*WORK REQUIRED*.
In your copy, include every entry exactly as written but no pictures.

DATA SUPPLIED: Begin

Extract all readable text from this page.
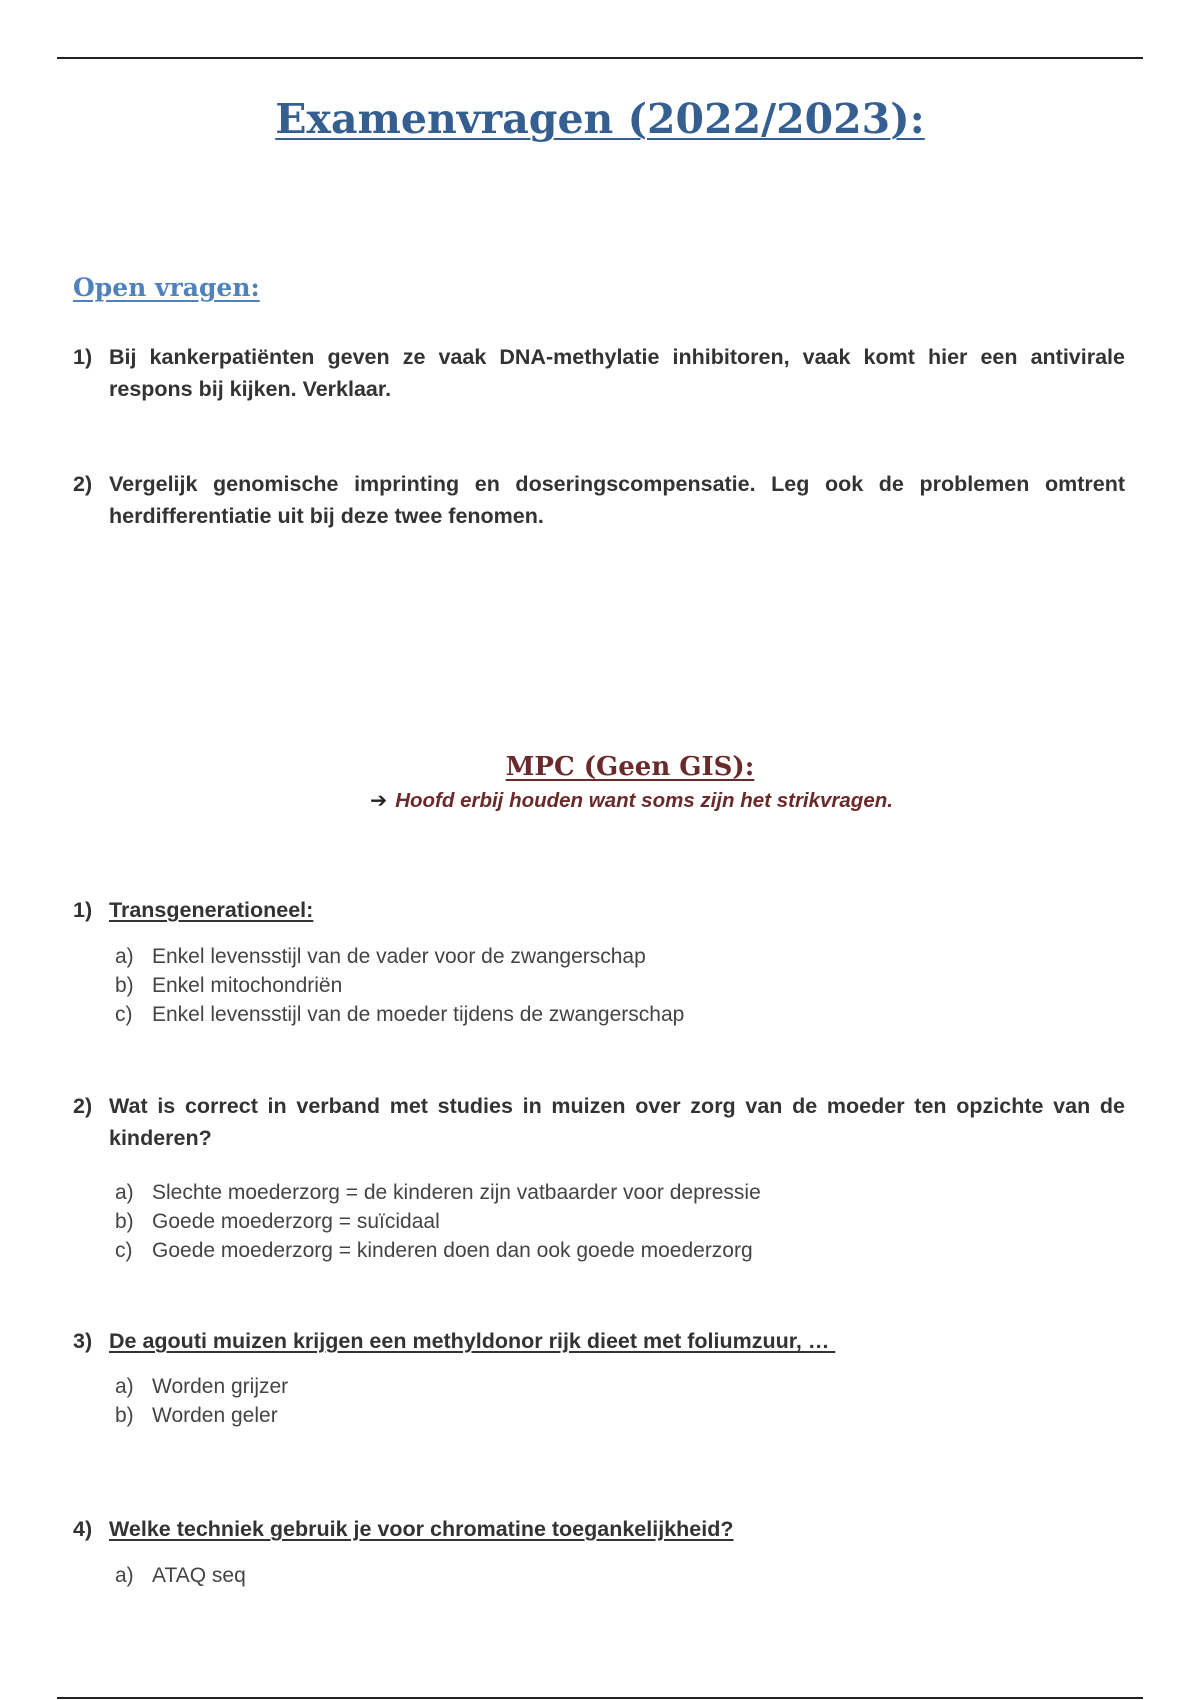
Examenvragen (2022/2023):
Open vragen:
1) Bij kankerpatiënten geven ze vaak DNA-methylatie inhibitoren, vaak komt hier een antivirale respons bij kijken. Verklaar.
2) Vergelijk genomische imprinting en doseringscompensatie. Leg ook de problemen omtrent herdifferentiatie uit bij deze twee fenomen.
MPC (Geen GIS):
➔ Hoofd erbij houden want soms zijn het strikvragen.
1) Transgenerationeel:
a) Enkel levensstijl van de vader voor de zwangerschap
b) Enkel mitochondriën
c) Enkel levensstijl van de moeder tijdens de zwangerschap
2) Wat is correct in verband met studies in muizen over zorg van de moeder ten opzichte van de kinderen?
a) Slechte moederzorg = de kinderen zijn vatbaarder voor depressie
b) Goede moederzorg = suïcidaal
c) Goede moederzorg = kinderen doen dan ook goede moederzorg
3) De agouti muizen krijgen een methyldonor rijk dieet met foliumzuur, …
a) Worden grijzer
b) Worden geler
4) Welke techniek gebruik je voor chromatine toegankelijkheid?
a) ATAQ seq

DATA SUPPLIED: End

*FINAL ANSWER*.
Extract all readable text from this page.
Examenvragen (2022/2023):
Open vragen:
1) Bij kankerpatiënten geven ze vaak DNA-methylatie inhibitoren, vaak komt hier een antivirale respons bij kijken. Verklaar.
2) Vergelijk genomische imprinting en doseringscompensatie. Leg ook de problemen omtrent herdifferentiatie uit bij deze twee fenomen.
MPC (Geen GIS):
➔ Hoofd erbij houden want soms zijn het strikvragen.
1) Transgenerationeel:
a) Enkel levensstijl van de vader voor de zwangerschap
b) Enkel mitochondriën
c) Enkel levensstijl van de moeder tijdens de zwangerschap
2) Wat is correct in verband met studies in muizen over zorg van de moeder ten opzichte van de kinderen?
a) Slechte moederzorg = de kinderen zijn vatbaarder voor depressie
b) Goede moederzorg = suïcidaal
c) Goede moederzorg = kinderen doen dan ook goede moederzorg
3) De agouti muizen krijgen een methyldonor rijk dieet met foliumzuur, …
a) Worden grijzer
b) Worden geler
4) Welke techniek gebruik je voor chromatine toegankelijkheid?
a) ATAQ seq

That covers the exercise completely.